**Problem statement**
Copy the following rows exactly as they appear.

>>>

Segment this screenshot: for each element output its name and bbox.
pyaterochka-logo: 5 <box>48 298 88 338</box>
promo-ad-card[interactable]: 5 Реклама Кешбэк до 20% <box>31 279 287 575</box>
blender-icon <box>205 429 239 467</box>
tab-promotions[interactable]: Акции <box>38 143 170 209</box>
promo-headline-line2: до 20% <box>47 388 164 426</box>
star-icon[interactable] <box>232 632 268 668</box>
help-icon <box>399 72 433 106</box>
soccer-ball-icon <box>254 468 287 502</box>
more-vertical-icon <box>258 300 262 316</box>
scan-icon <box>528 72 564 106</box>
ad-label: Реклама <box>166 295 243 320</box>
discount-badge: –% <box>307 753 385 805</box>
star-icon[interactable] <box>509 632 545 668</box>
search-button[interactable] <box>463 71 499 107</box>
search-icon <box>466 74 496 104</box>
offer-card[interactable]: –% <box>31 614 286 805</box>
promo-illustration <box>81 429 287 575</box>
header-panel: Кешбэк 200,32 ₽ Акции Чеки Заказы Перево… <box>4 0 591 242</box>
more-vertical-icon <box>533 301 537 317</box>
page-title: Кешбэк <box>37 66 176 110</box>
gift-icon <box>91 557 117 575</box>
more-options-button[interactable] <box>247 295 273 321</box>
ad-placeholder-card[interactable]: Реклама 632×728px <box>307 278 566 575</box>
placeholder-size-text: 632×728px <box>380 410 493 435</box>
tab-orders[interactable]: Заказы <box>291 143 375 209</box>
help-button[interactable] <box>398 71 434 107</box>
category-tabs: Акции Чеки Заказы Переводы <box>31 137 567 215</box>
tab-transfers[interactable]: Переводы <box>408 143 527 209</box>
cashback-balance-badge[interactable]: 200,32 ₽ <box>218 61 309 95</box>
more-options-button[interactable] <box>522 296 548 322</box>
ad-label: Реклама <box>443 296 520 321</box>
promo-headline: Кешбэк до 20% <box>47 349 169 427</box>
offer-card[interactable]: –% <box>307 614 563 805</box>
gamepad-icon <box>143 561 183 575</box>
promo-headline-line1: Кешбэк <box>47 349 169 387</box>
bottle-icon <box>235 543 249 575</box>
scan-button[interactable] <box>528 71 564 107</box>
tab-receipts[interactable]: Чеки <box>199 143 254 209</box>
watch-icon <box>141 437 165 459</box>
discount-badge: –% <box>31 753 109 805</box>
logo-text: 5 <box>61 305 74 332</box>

<<<

**Worked answer**
Segment this screenshot: for each element output its name and bbox.
pyaterochka-logo: 5 <box>48 298 88 338</box>
promo-ad-card[interactable]: 5 Реклама Кешбэк до 20% <box>31 279 287 575</box>
blender-icon <box>205 429 239 467</box>
tab-promotions[interactable]: Акции <box>38 143 170 209</box>
promo-headline-line2: до 20% <box>47 388 164 426</box>
star-icon[interactable] <box>232 632 268 668</box>
help-icon <box>399 72 433 106</box>
soccer-ball-icon <box>254 468 287 502</box>
more-vertical-icon <box>258 300 262 316</box>
scan-icon <box>528 72 564 106</box>
ad-label: Реклама <box>166 295 243 320</box>
discount-badge: –% <box>307 753 385 805</box>
star-icon[interactable] <box>509 632 545 668</box>
search-button[interactable] <box>463 71 499 107</box>
search-icon <box>466 74 496 104</box>
offer-card[interactable]: –% <box>31 614 286 805</box>
promo-illustration <box>81 429 287 575</box>
header-panel: Кешбэк 200,32 ₽ Акции Чеки Заказы Перево… <box>4 0 591 242</box>
more-vertical-icon <box>533 301 537 317</box>
page-title: Кешбэк <box>37 66 176 110</box>
gift-icon <box>91 557 117 575</box>
more-options-button[interactable] <box>247 295 273 321</box>
ad-placeholder-card[interactable]: Реклама 632×728px <box>307 278 566 575</box>
placeholder-size-text: 632×728px <box>380 410 493 435</box>
tab-orders[interactable]: Заказы <box>291 143 375 209</box>
help-button[interactable] <box>398 71 434 107</box>
category-tabs: Акции Чеки Заказы Переводы <box>31 137 567 215</box>
tab-transfers[interactable]: Переводы <box>408 143 527 209</box>
cashback-balance-badge[interactable]: 200,32 ₽ <box>218 61 309 95</box>
more-options-button[interactable] <box>522 296 548 322</box>
ad-label: Реклама <box>443 296 520 321</box>
promo-headline: Кешбэк до 20% <box>47 349 169 427</box>
offer-card[interactable]: –% <box>307 614 563 805</box>
gamepad-icon <box>143 561 183 575</box>
promo-headline-line1: Кешбэк <box>47 349 169 387</box>
bottle-icon <box>235 543 249 575</box>
scan-button[interactable] <box>528 71 564 107</box>
tab-receipts[interactable]: Чеки <box>199 143 254 209</box>
watch-icon <box>141 437 165 459</box>
discount-badge: –% <box>31 753 109 805</box>
logo-text: 5 <box>61 305 74 332</box>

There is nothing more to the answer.